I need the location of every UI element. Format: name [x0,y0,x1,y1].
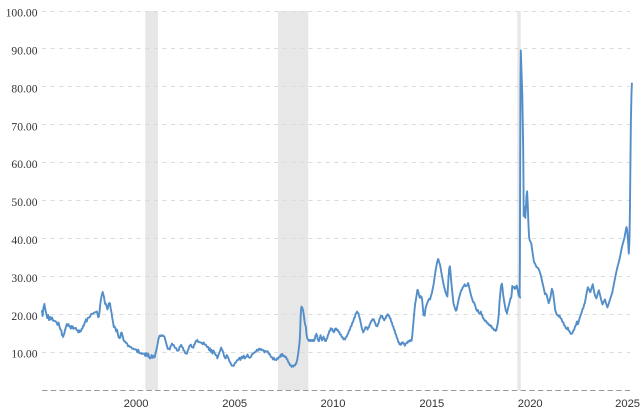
svg-text:2010: 2010 [321,398,346,410]
svg-text:2020: 2020 [518,398,543,410]
svg-text:90.00: 90.00 [11,45,37,58]
svg-text:70.00: 70.00 [11,120,37,133]
svg-text:80.00: 80.00 [11,82,37,95]
svg-text:10.00: 10.00 [11,348,37,361]
svg-text:20.00: 20.00 [11,310,37,323]
svg-text:2015: 2015 [419,398,444,410]
svg-text:30.00: 30.00 [11,272,37,285]
svg-text:2005: 2005 [222,398,247,410]
svg-text:40.00: 40.00 [11,234,37,247]
svg-text:60.00: 60.00 [11,158,37,171]
svg-text:2000: 2000 [124,398,149,410]
svg-text:100.00: 100.00 [6,7,38,20]
svg-text:50.00: 50.00 [11,196,37,209]
svg-text:2025: 2025 [615,398,640,410]
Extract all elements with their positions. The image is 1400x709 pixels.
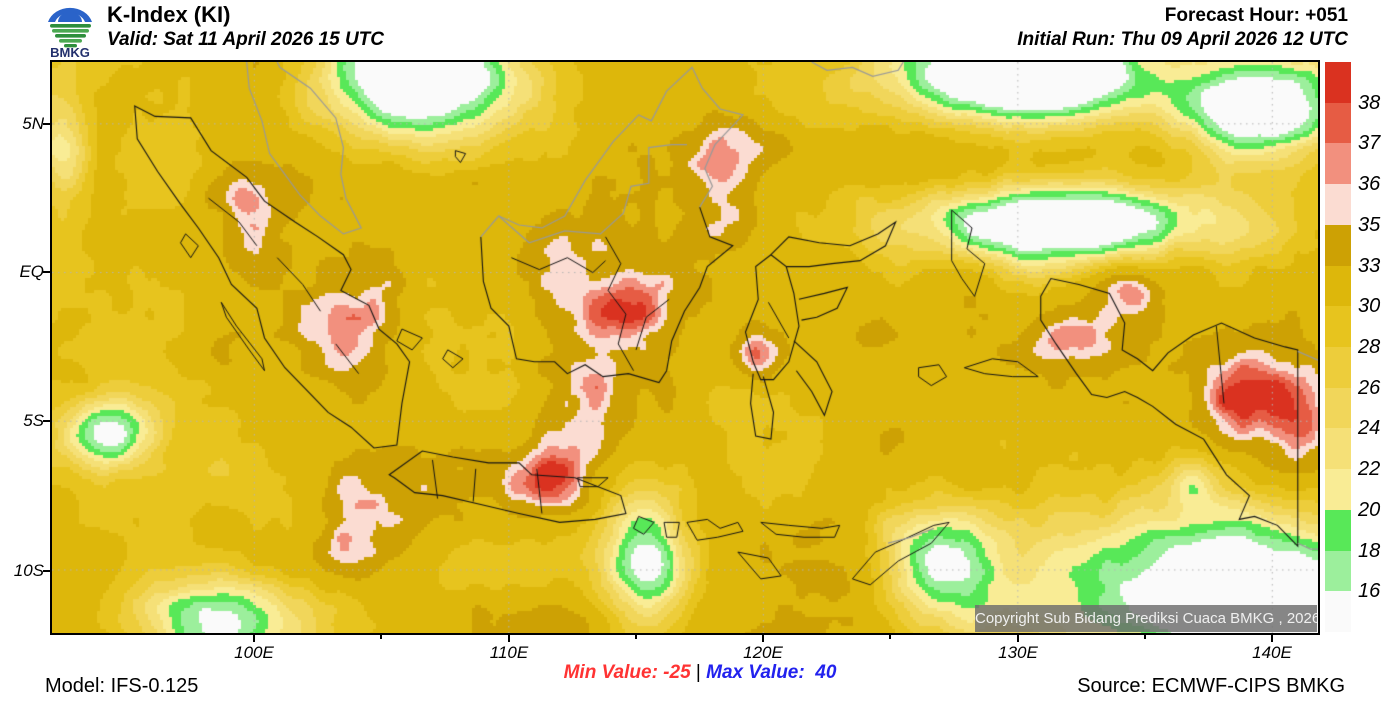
bmkg-logo: BMKG [42, 1, 98, 60]
initial-run: Initial Run: Thu 09 April 2026 12 UTC [1017, 29, 1348, 50]
lon-minor-tick [1144, 635, 1146, 639]
forecast-hour: Forecast Hour: +051 [1164, 5, 1348, 26]
colorbar-label: 36 [1358, 173, 1381, 196]
colorbar-segment [1325, 347, 1351, 389]
header-left: K-Index (KI) Valid: Sat 11 April 2026 15… [107, 2, 384, 52]
lon-minor-tick [635, 635, 637, 639]
copyright-overlay: Copyright Sub Bidang Prediksi Cuaca BMKG… [975, 605, 1317, 632]
colorbar [1325, 62, 1351, 633]
colorbar-segment [1325, 224, 1351, 267]
lat-tick [43, 123, 50, 125]
colorbar-segment [1325, 469, 1351, 511]
lon-tick [1271, 635, 1273, 642]
colorbar-label: 18 [1358, 539, 1381, 562]
colorbar-label: 38 [1358, 91, 1381, 114]
colorbar-label: 20 [1358, 498, 1381, 521]
colorbar-segment [1325, 62, 1351, 104]
lat-label: 10S [13, 561, 44, 580]
colorbar-label: 24 [1358, 417, 1381, 440]
minmax-separator: | [690, 662, 707, 683]
colorbar-segment [1325, 143, 1351, 185]
bmkg-logo-icon: BMKG [48, 7, 92, 60]
lon-label: 130E [998, 643, 1038, 662]
model-label: Model: IFS-0.125 [45, 675, 199, 697]
lon-label: 110E [489, 643, 529, 662]
colorbar-segment [1325, 591, 1351, 633]
lon-tick [762, 635, 764, 642]
colorbar-segment [1325, 387, 1351, 429]
map-frame [50, 60, 1320, 635]
source-label: Source: ECMWF-CIPS BMKG [1077, 675, 1345, 697]
colorbar-label: 16 [1358, 580, 1381, 603]
colorbar-label: 26 [1358, 376, 1381, 399]
lat-label: EQ [19, 262, 44, 281]
colorbar-label: 37 [1358, 132, 1381, 155]
lon-label: 140E [1252, 643, 1292, 662]
colorbar-label: 33 [1358, 254, 1381, 277]
page-title: K-Index (KI) [107, 2, 231, 27]
colorbar-label: 28 [1358, 336, 1381, 358]
lon-tick [508, 635, 510, 642]
colorbar-segment [1325, 102, 1351, 144]
minmax-line: Min Value: -25 | Max Value: 40 [420, 662, 980, 684]
bmkg-logo-text: BMKG [50, 45, 90, 59]
colorbar-label: 22 [1358, 458, 1381, 481]
lat-label: 5N [22, 114, 44, 133]
valid-time: Valid: Sat 11 April 2026 15 UTC [107, 29, 385, 50]
lat-tick [43, 570, 50, 572]
colorbar-segment [1325, 265, 1351, 307]
max-value-label: Max Value: 40 [706, 662, 837, 683]
lat-label: 5S [23, 411, 44, 430]
lon-tick [253, 635, 255, 642]
lon-label: 120E [743, 643, 783, 662]
colorbar-segment [1325, 184, 1351, 226]
colorbar-segment [1325, 509, 1351, 552]
kindex-contour-map [52, 62, 1318, 633]
colorbar-segment [1325, 550, 1351, 592]
lat-tick [43, 271, 50, 273]
lon-tick [1017, 635, 1019, 642]
header-right: Forecast Hour: +051 Initial Run: Thu 09 … [1017, 4, 1348, 52]
colorbar-label: 35 [1358, 213, 1381, 236]
min-value-label: Min Value: -25 [563, 662, 691, 683]
colorbar-label: 30 [1358, 295, 1381, 318]
lat-tick [43, 420, 50, 422]
colorbar-segment [1325, 306, 1351, 348]
lon-label: 100E [234, 643, 274, 662]
lon-minor-tick [889, 635, 891, 639]
lon-minor-tick [380, 635, 382, 639]
colorbar-segment [1325, 428, 1351, 470]
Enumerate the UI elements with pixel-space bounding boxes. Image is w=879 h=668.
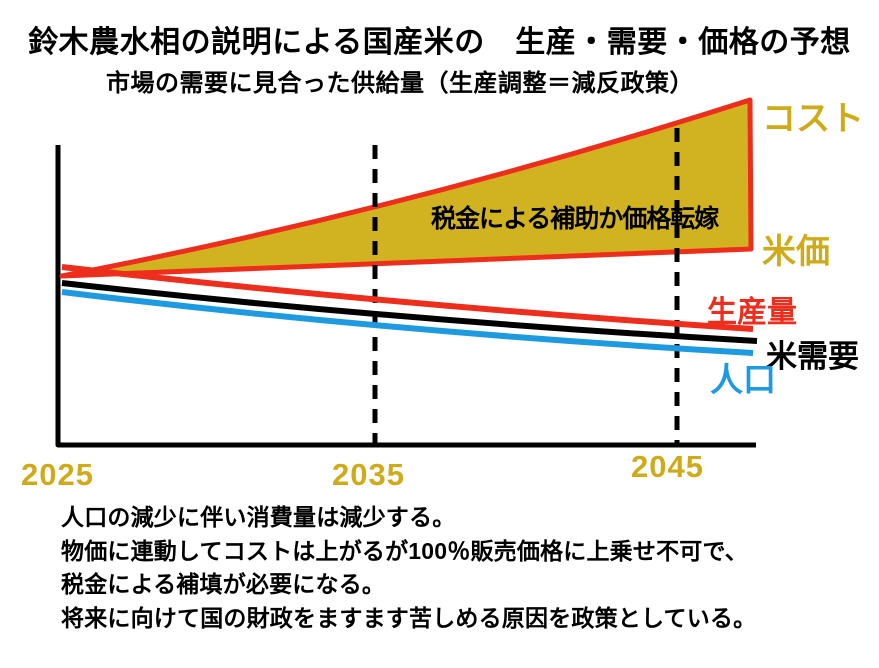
page-subtitle: 市場の需要に見合った供給量（生産調整＝減反政策） [106,70,694,97]
series-label-rice-demand: 米需要 [766,339,859,374]
series-label-cost: コスト [762,100,864,138]
series-label-production: 生産量 [707,296,797,329]
note-line-3: 税金による補填が必要になる。 [61,571,386,597]
series-label-population: 人口 [710,361,776,398]
note-line-4: 将来に向けて国の財政をますます苦しめる原因を政策としている。 [61,604,757,631]
x-tick-2025: 2025 [21,457,94,492]
note-line-1: 人口の減少に伴い消費量は減少する。 [61,504,456,530]
notes-block: 人口の減少に伴い消費量は減少する。 物価に連動してコストは上がるが100％販売価… [61,501,756,635]
series-label-rice-price: 米価 [762,233,830,271]
x-tick-2045: 2045 [631,449,704,484]
band-annotation: 税金による補助か価格転嫁 [431,205,719,233]
x-tick-2035: 2035 [332,457,405,492]
page-title: 鈴木農水相の説明による国産米の 生産・需要・価格の予想 [28,26,851,59]
note-line-2: 物価に連動してコストは上がるが100％販売価格に上乗せ不可で、 [61,537,748,564]
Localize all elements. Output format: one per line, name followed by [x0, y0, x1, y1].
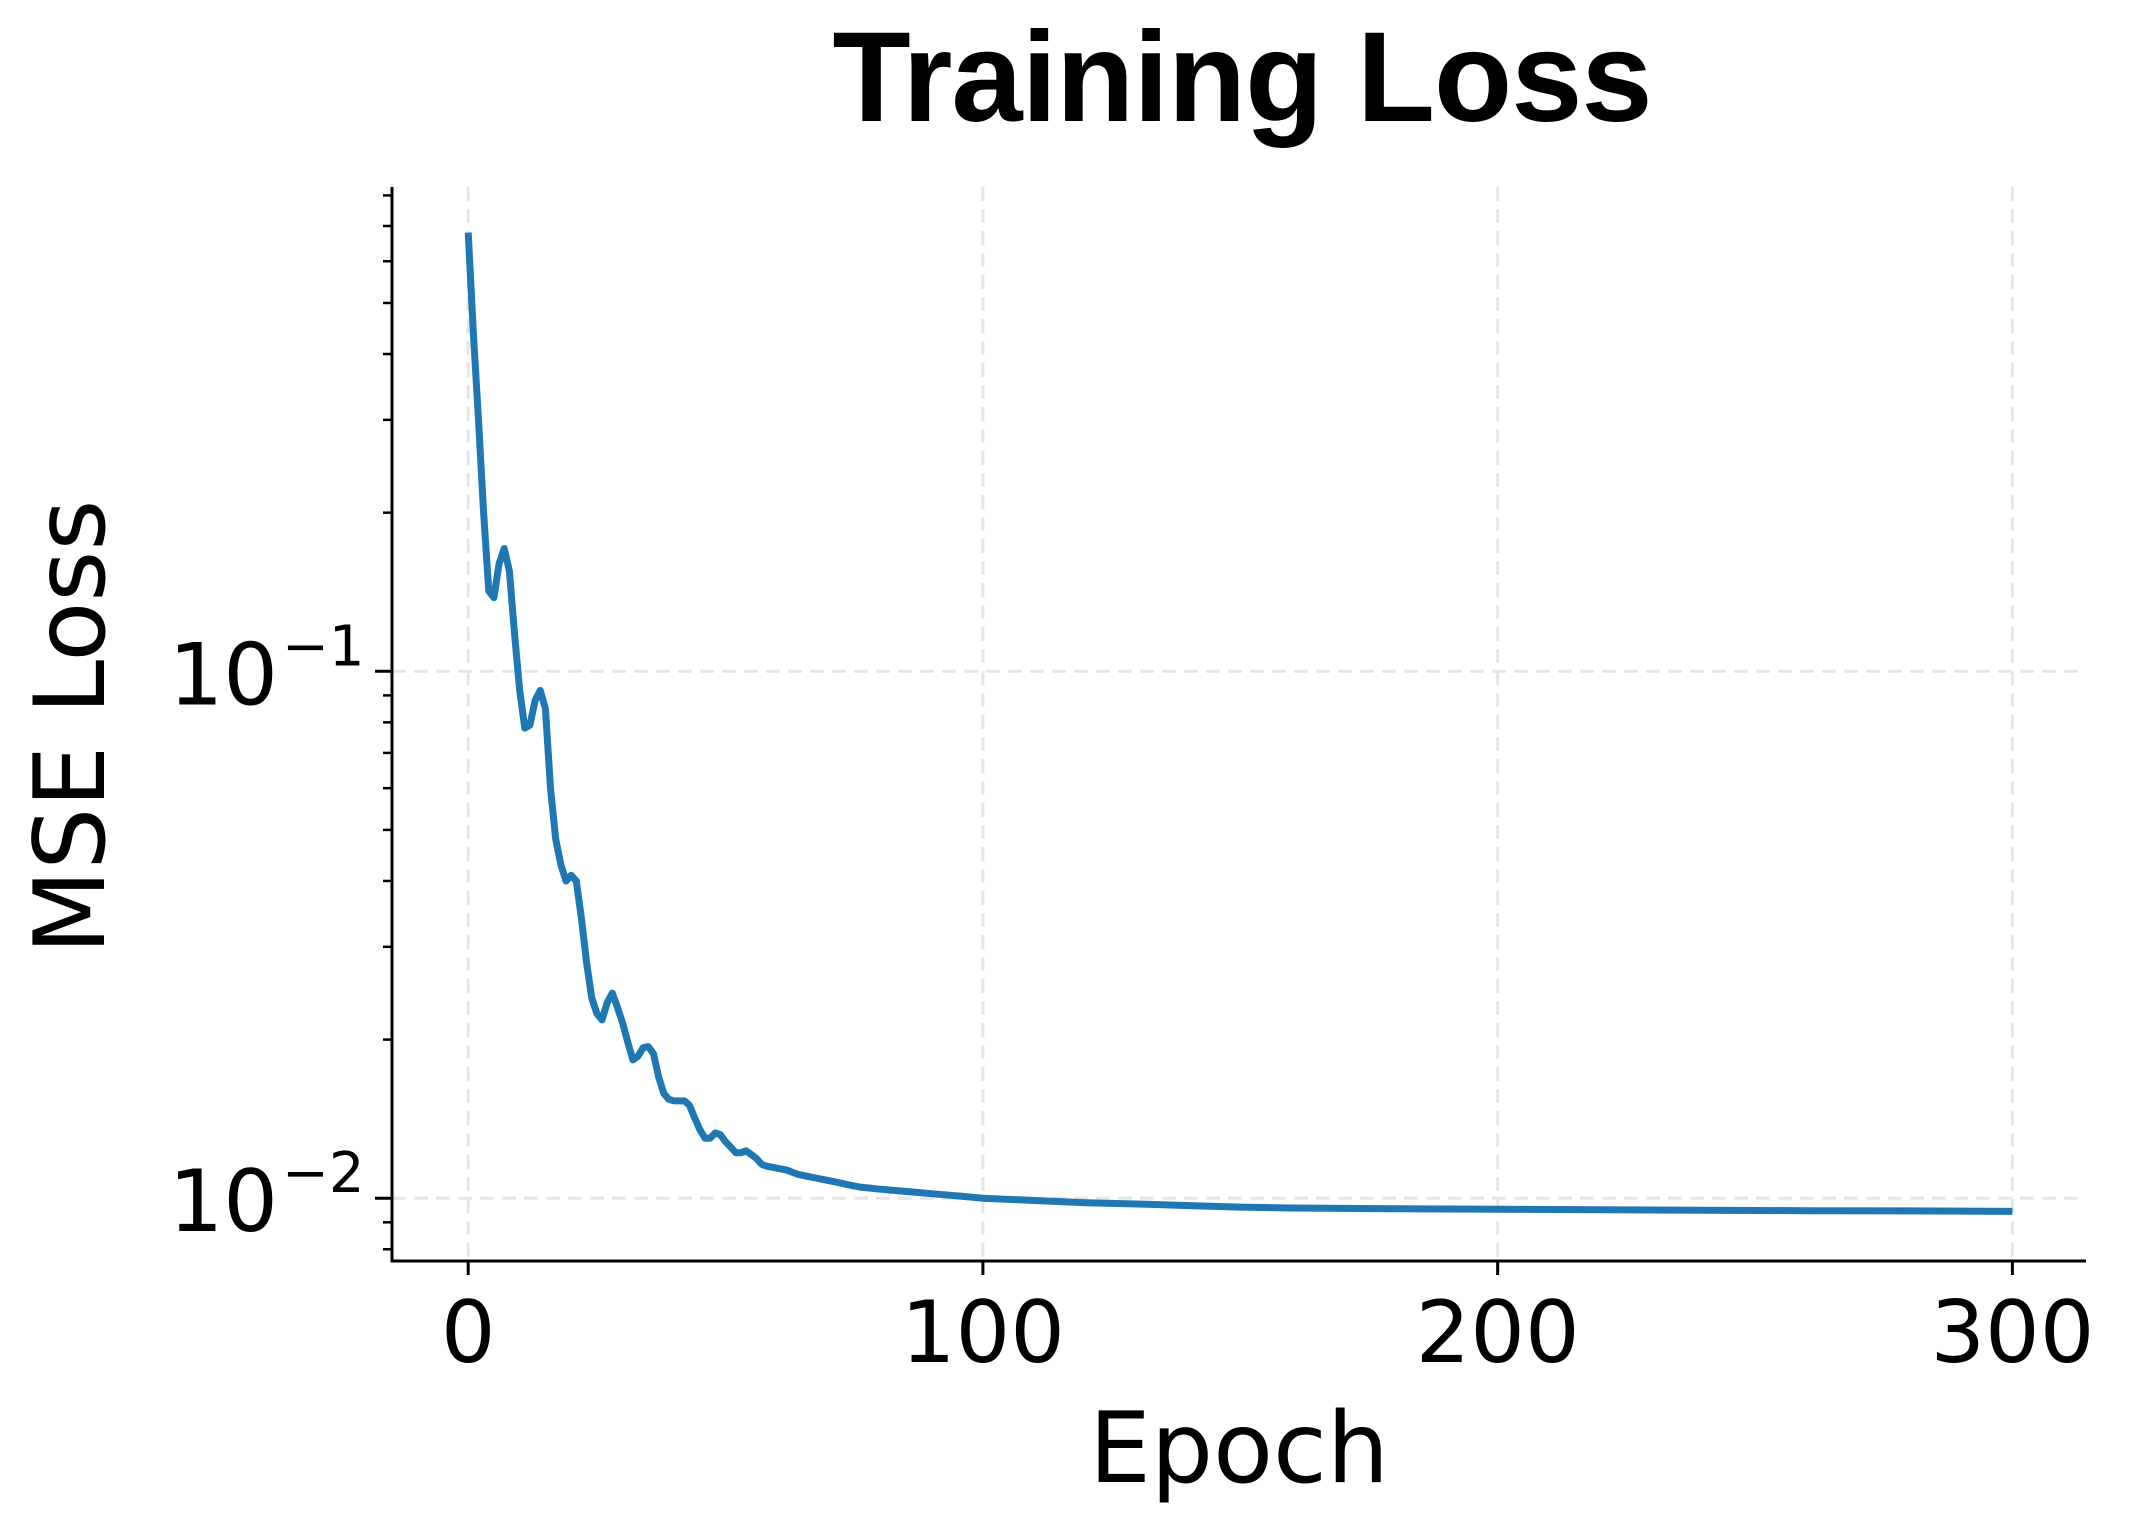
y-tick-exponent: −2	[282, 1141, 365, 1206]
axes	[390, 187, 2086, 1263]
grid-lines	[392, 187, 2086, 1261]
y-tick-base: 10	[169, 1152, 278, 1252]
loss-line	[464, 232, 2013, 1215]
series-line	[464, 232, 2013, 1215]
x-axis-label: Epoch	[1089, 1392, 1389, 1506]
y-tick-label: 10 −1	[169, 614, 365, 725]
x-tick-label: 200	[1416, 1283, 1580, 1383]
chart-title: Training Loss	[832, 6, 1652, 149]
y-tick-exponent: −1	[282, 614, 365, 679]
y-axis-label: MSE Loss	[14, 500, 128, 955]
x-tick-label: 300	[1930, 1283, 2094, 1383]
x-tick-label: 0	[441, 1283, 496, 1383]
y-tick-base: 10	[169, 625, 278, 725]
x-axis-ticks: 0 100 200 300	[441, 1261, 2094, 1383]
y-tick-label: 10 −2	[169, 1141, 365, 1252]
x-tick-label: 100	[901, 1283, 1065, 1383]
y-axis-ticks: 10−110−2	[169, 194, 392, 1252]
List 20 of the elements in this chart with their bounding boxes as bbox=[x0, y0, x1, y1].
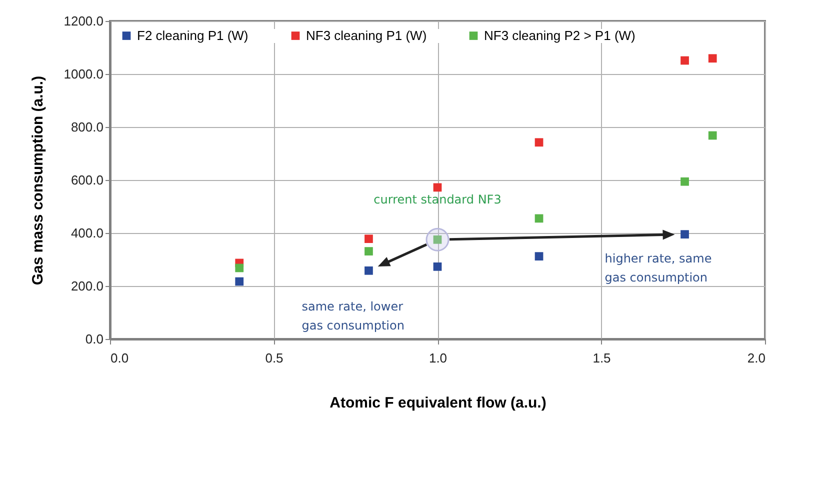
y-tick-label: 400.0 bbox=[70, 226, 104, 240]
y-tick-label: 1200.0 bbox=[64, 14, 104, 28]
y-tick-label: 0.0 bbox=[85, 332, 104, 346]
y-tick-label: 200.0 bbox=[70, 278, 104, 294]
annotation: same rate, lower gas consumption bbox=[302, 300, 404, 333]
annotation: current standard NF3 bbox=[374, 192, 502, 207]
x-axis-title: Atomic F equivalent flow (a.u.) bbox=[330, 394, 546, 412]
y-axis-title: Gas mass consumption (a.u.) bbox=[30, 76, 47, 286]
legend-label: NF3 cleaning P2 > P1 (W) bbox=[484, 28, 636, 43]
x-tick-label: 2.0 bbox=[747, 350, 766, 366]
legend-label: F2 cleaning P1 (W) bbox=[137, 28, 248, 43]
y-tick-label: 600.0 bbox=[70, 172, 104, 188]
x-tick-label: 0.5 bbox=[265, 350, 284, 366]
x-tick-label: 1.5 bbox=[592, 350, 611, 366]
y-tick-label: 800.0 bbox=[70, 120, 104, 134]
legend-label: NF3 cleaning P1 (W) bbox=[306, 28, 427, 43]
x-tick-label: 0.0 bbox=[110, 350, 129, 366]
annotation: higher rate, same gas consumption bbox=[604, 251, 712, 284]
x-tick-label: 1.0 bbox=[428, 350, 448, 366]
y-tick-label: 1000.0 bbox=[64, 66, 104, 82]
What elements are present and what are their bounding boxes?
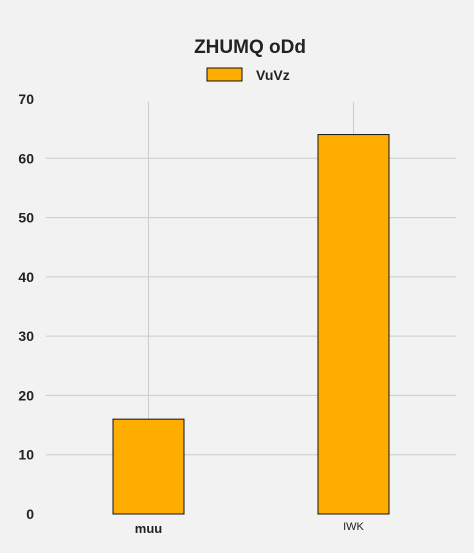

— PROBLEM STATEMENT —
Put the part of the listing above that opens with the line containing "svg-text:2010: 2010 [321,398,346,410]" and closes with the line containing "svg-text:100.00: 100.00 [6,7,38,20]" into a Markdown table with the columns Row and Entry. Number each line in Row, put the line itself in Entry, and leave out any blank lines.

— RESPONSE TO THE TASK —
| Row | Entry |
|---|---|
| 1 | svg-text:2010: 2010 [321,398,346,410] |
| 2 | svg-text:2020: 2020 [518,398,543,410] |
| 3 | svg-text:90.00: 90.00 [11,45,37,58] |
| 4 | svg-text:70.00: 70.00 [11,120,37,133] |
| 5 | svg-text:80.00: 80.00 [11,82,37,95] |
| 6 | svg-text:10.00: 10.00 [11,348,37,361] |
| 7 | svg-text:20.00: 20.00 [11,310,37,323] |
| 8 | svg-text:2015: 2015 [419,398,444,410] |
| 9 | svg-text:30.00: 30.00 [11,272,37,285] |
| 10 | svg-text:2005: 2005 [222,398,247,410] |
| 11 | svg-text:40.00: 40.00 [11,234,37,247] |
| 12 | svg-text:60.00: 60.00 [11,158,37,171] |
| 13 | svg-text:2000: 2000 [124,398,149,410] |
| 14 | svg-text:100.00: 100.00 [6,7,38,20] |